Please reproduce every entry below with "HBEA Carbon price(CNY/ton)" swapped for "HBEA carbon price (CNY/t)" wherever it occurs and everything else unchanged. Leave the pictures out of your answer.

■ Exercise materials

'''

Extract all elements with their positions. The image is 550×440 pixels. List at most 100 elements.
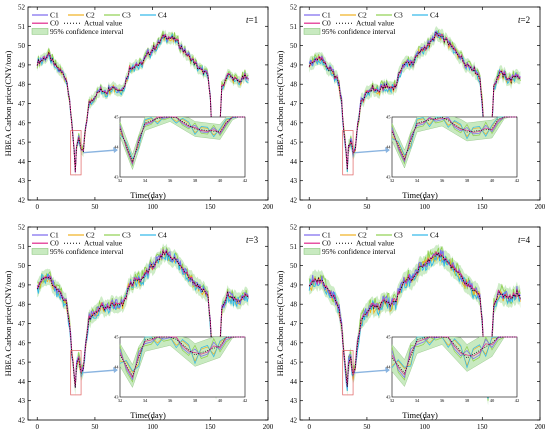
- inset-x-tick-label: 42: [243, 178, 248, 183]
- y-tick-label: 49: [18, 281, 26, 289]
- inset-x-tick-label: 42: [515, 178, 520, 183]
- x-tick-label: 200: [535, 203, 546, 211]
- inset-series-actual: [391, 116, 517, 160]
- series-actual: [36, 34, 249, 172]
- inset-y-tick-label: 45: [386, 335, 391, 340]
- x-tick-label: 150: [205, 423, 216, 431]
- y-tick-label: 45: [290, 359, 298, 367]
- x-tick-label: 100: [419, 203, 430, 211]
- zoom-region-box: [342, 130, 354, 176]
- inset-x-tick-label: 34: [415, 178, 420, 183]
- y-tick-label: 47: [290, 100, 298, 108]
- series-actual: [308, 251, 521, 396]
- y-tick-label: 46: [290, 339, 298, 347]
- inset-series-c0: [119, 336, 245, 379]
- inset-series-c4: [119, 336, 245, 372]
- legend-label: C2: [358, 231, 367, 240]
- x-axis-title: Time(day): [402, 410, 438, 420]
- y-tick-label: 46: [18, 119, 26, 127]
- inset-x-tick-label: 34: [143, 178, 148, 183]
- y-axis-title: HBEA Carbon price(CNY/ton): [275, 270, 285, 376]
- y-axis-title: HBEA Carbon price(CNY/ton): [3, 50, 13, 156]
- y-axis-title: HBEA Carbon price(CNY/ton): [275, 50, 285, 156]
- legend-swatch-ci: [31, 248, 49, 255]
- legend-swatch-ci: [303, 248, 321, 255]
- legend-label: C4: [158, 11, 167, 20]
- inset-series-c0: [391, 336, 517, 376]
- legend-label: C3: [394, 11, 403, 20]
- inset-x-tick-label: 34: [143, 398, 148, 403]
- inset-y-tick-label: 43: [114, 395, 119, 400]
- y-tick-label: 50: [18, 42, 26, 50]
- x-axis-title: Time(day): [130, 410, 166, 420]
- y-tick-label: 42: [290, 417, 298, 425]
- y-tick-label: 46: [290, 119, 298, 127]
- chart-panel-3: 42 43 44 45 46 47 48 49 50 51 52 0 50 100 150 200 Time(d…: [3, 224, 274, 432]
- legend-label: C2: [86, 11, 95, 20]
- y-tick-label: 44: [18, 158, 26, 166]
- y-tick-label: 42: [18, 417, 26, 425]
- y-tick-label: 52: [18, 224, 26, 232]
- inset-x-tick-label: 38: [465, 178, 470, 183]
- inset-y-tick-label: 44: [114, 145, 119, 150]
- x-tick-label: 50: [363, 423, 371, 431]
- legend-label: C1: [322, 11, 331, 20]
- zoom-region-box: [342, 350, 354, 396]
- zoom-arrowhead: [385, 367, 390, 373]
- zoom-arrow: [355, 149, 390, 154]
- inset-x-tick-label: 32: [390, 398, 395, 403]
- x-tick-label: 200: [263, 423, 274, 431]
- legend-label: C4: [158, 231, 167, 240]
- inset-series-c4: [391, 116, 517, 156]
- y-tick-label: 49: [290, 61, 298, 69]
- legend-label: C4: [430, 231, 439, 240]
- inset-x-tick-label: 38: [193, 398, 198, 403]
- y-tick-label: 48: [290, 81, 298, 89]
- chart-panel-2: 42 43 44 45 46 47 48 49 50 51 52 0 50 100 150 200 Time(d…: [275, 4, 546, 212]
- inset-series-c1: [119, 336, 245, 381]
- y-tick-label: 44: [290, 378, 298, 386]
- y-tick-label: 48: [18, 81, 26, 89]
- inset-series-c4: [391, 336, 517, 369]
- y-tick-label: 44: [290, 158, 298, 166]
- y-tick-label: 45: [18, 139, 26, 147]
- inset-x-tick-label: 40: [218, 398, 223, 403]
- inset-y-tick-label: 45: [114, 335, 119, 340]
- panel-tag: t=2: [518, 15, 530, 25]
- inset-x-tick-label: 40: [218, 178, 223, 183]
- inset-x-tick-label: 32: [118, 398, 123, 403]
- x-tick-label: 100: [147, 203, 158, 211]
- inset-series-c1: [391, 116, 517, 163]
- x-tick-label: 200: [535, 423, 546, 431]
- y-tick-label: 47: [290, 320, 298, 328]
- inset-x-tick-label: 38: [465, 398, 470, 403]
- x-tick-label: 150: [477, 203, 488, 211]
- y-tick-label: 49: [290, 281, 298, 289]
- y-tick-label: 52: [18, 4, 26, 12]
- inset-x-tick-label: 40: [490, 398, 495, 403]
- y-tick-label: 50: [18, 262, 26, 270]
- inset-x-tick-label: 42: [515, 398, 520, 403]
- inset-y-tick-label: 45: [386, 115, 391, 120]
- y-tick-label: 51: [18, 243, 26, 251]
- panel-tag: t=1: [246, 15, 258, 25]
- x-tick-label: 150: [205, 203, 216, 211]
- inset-x-tick-label: 36: [168, 178, 173, 183]
- inset-series-c3: [391, 116, 517, 165]
- y-tick-label: 43: [18, 177, 26, 185]
- x-tick-label: 150: [477, 423, 488, 431]
- legend-label: C4: [430, 11, 439, 20]
- legend-label: C3: [122, 11, 131, 20]
- inset-x-tick-label: 40: [490, 178, 495, 183]
- y-tick-label: 51: [290, 243, 298, 251]
- y-tick-label: 49: [18, 61, 26, 69]
- inset-y-tick-label: 44: [114, 365, 119, 370]
- y-tick-label: 50: [290, 262, 298, 270]
- y-tick-label: 46: [18, 339, 26, 347]
- legend-label: C3: [122, 231, 131, 240]
- y-tick-label: 42: [290, 197, 298, 205]
- legend-label: Actual value: [84, 239, 123, 248]
- y-tick-label: 51: [290, 23, 298, 31]
- x-tick-label: 50: [91, 203, 99, 211]
- legend-label: C2: [358, 11, 367, 20]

'''

■ Result of the task
Extract all elements with their positions. The image is 550×440 pixels. List at most 100 elements.
- inset-x-tick-label: 42: [243, 178, 248, 183]
- y-tick-label: 49: [18, 281, 26, 289]
- inset-x-tick-label: 42: [515, 178, 520, 183]
- x-tick-label: 200: [535, 203, 546, 211]
- inset-series-actual: [391, 116, 517, 160]
- series-actual: [36, 34, 249, 172]
- inset-y-tick-label: 45: [386, 335, 391, 340]
- x-tick-label: 150: [205, 423, 216, 431]
- y-tick-label: 45: [290, 359, 298, 367]
- x-tick-label: 100: [419, 203, 430, 211]
- zoom-region-box: [342, 130, 354, 176]
- inset-x-tick-label: 34: [415, 178, 420, 183]
- y-tick-label: 47: [290, 100, 298, 108]
- series-actual: [308, 251, 521, 396]
- y-tick-label: 46: [290, 339, 298, 347]
- inset-series-c0: [119, 336, 245, 379]
- inset-series-c4: [119, 336, 245, 372]
- legend-label: C2: [358, 231, 367, 240]
- x-axis-title: Time(day): [402, 410, 438, 420]
- y-tick-label: 46: [18, 119, 26, 127]
- inset-x-tick-label: 34: [143, 178, 148, 183]
- y-axis-title: HBEA carbon price (CNY/t): [275, 270, 285, 376]
- y-axis-title: HBEA carbon price (CNY/t): [3, 50, 13, 156]
- y-axis-title: HBEA carbon price (CNY/t): [275, 50, 285, 156]
- legend-swatch-ci: [31, 248, 49, 255]
- legend-swatch-ci: [303, 248, 321, 255]
- legend-label: C4: [158, 11, 167, 20]
- inset-series-c0: [391, 336, 517, 376]
- legend-label: C3: [394, 11, 403, 20]
- inset-x-tick-label: 34: [143, 398, 148, 403]
- inset-y-tick-label: 43: [114, 395, 119, 400]
- y-tick-label: 50: [18, 42, 26, 50]
- x-axis-title: Time(day): [130, 410, 166, 420]
- y-tick-label: 42: [290, 417, 298, 425]
- y-tick-label: 46: [290, 119, 298, 127]
- chart-panel-3: 42 43 44 45 46 47 48 49 50 51 52 0 50 100 150 200 Time(d…: [3, 224, 274, 432]
- legend-label: C2: [86, 11, 95, 20]
- y-tick-label: 44: [18, 158, 26, 166]
- y-tick-label: 42: [18, 417, 26, 425]
- y-tick-label: 52: [18, 224, 26, 232]
- inset-x-tick-label: 38: [465, 178, 470, 183]
- inset-y-tick-label: 44: [114, 145, 119, 150]
- x-tick-label: 50: [363, 423, 371, 431]
- legend-label: C1: [322, 11, 331, 20]
- zoom-region-box: [342, 350, 354, 396]
- zoom-arrowhead: [385, 367, 390, 373]
- zoom-arrow: [355, 149, 390, 154]
- inset-x-tick-label: 32: [390, 398, 395, 403]
- x-tick-label: 200: [263, 423, 274, 431]
- legend-label: C4: [158, 231, 167, 240]
- inset-series-c4: [391, 116, 517, 156]
- y-tick-label: 49: [290, 61, 298, 69]
- legend-label: C4: [430, 231, 439, 240]
- inset-x-tick-label: 38: [193, 398, 198, 403]
- y-tick-label: 48: [290, 81, 298, 89]
- chart-panel-2: 42 43 44 45 46 47 48 49 50 51 52 0 50 100 150 200 Time(d…: [275, 4, 546, 212]
- inset-series-c1: [119, 336, 245, 381]
- y-tick-label: 44: [290, 378, 298, 386]
- y-tick-label: 48: [18, 81, 26, 89]
- inset-series-c4: [391, 336, 517, 369]
- y-tick-label: 44: [290, 158, 298, 166]
- y-tick-label: 45: [18, 139, 26, 147]
- inset-x-tick-label: 40: [218, 398, 223, 403]
- inset-y-tick-label: 45: [114, 335, 119, 340]
- panel-tag: t=2: [518, 15, 530, 25]
- inset-x-tick-label: 40: [218, 178, 223, 183]
- inset-x-tick-label: 32: [118, 398, 123, 403]
- x-tick-label: 100: [147, 203, 158, 211]
- inset-series-c1: [391, 116, 517, 163]
- x-tick-label: 200: [535, 423, 546, 431]
- y-tick-label: 47: [290, 320, 298, 328]
- inset-x-tick-label: 38: [465, 398, 470, 403]
- x-tick-label: 150: [477, 203, 488, 211]
- y-tick-label: 49: [290, 281, 298, 289]
- y-tick-label: 52: [18, 4, 26, 12]
- inset-x-tick-label: 40: [490, 398, 495, 403]
- y-tick-label: 50: [18, 262, 26, 270]
- inset-x-tick-label: 42: [515, 398, 520, 403]
- inset-y-tick-label: 45: [386, 115, 391, 120]
- y-tick-label: 51: [18, 243, 26, 251]
- panel-tag: t=1: [246, 15, 258, 25]
- x-tick-label: 150: [205, 203, 216, 211]
- inset-x-tick-label: 36: [168, 178, 173, 183]
- inset-series-c3: [391, 116, 517, 165]
- y-tick-label: 43: [18, 177, 26, 185]
- x-tick-label: 150: [477, 423, 488, 431]
- legend-label: C4: [430, 11, 439, 20]
- legend-label: C3: [122, 11, 131, 20]
- inset-x-tick-label: 40: [490, 178, 495, 183]
- y-tick-label: 51: [290, 243, 298, 251]
- y-tick-label: 49: [18, 61, 26, 69]
- inset-y-tick-label: 44: [114, 365, 119, 370]
- y-tick-label: 50: [290, 262, 298, 270]
- y-tick-label: 46: [18, 339, 26, 347]
- legend-label: C3: [122, 231, 131, 240]
- y-tick-label: 42: [290, 197, 298, 205]
- legend-label: Actual value: [84, 239, 123, 248]
- y-tick-label: 51: [290, 23, 298, 31]
- x-tick-label: 50: [91, 203, 99, 211]
- legend-label: C2: [358, 11, 367, 20]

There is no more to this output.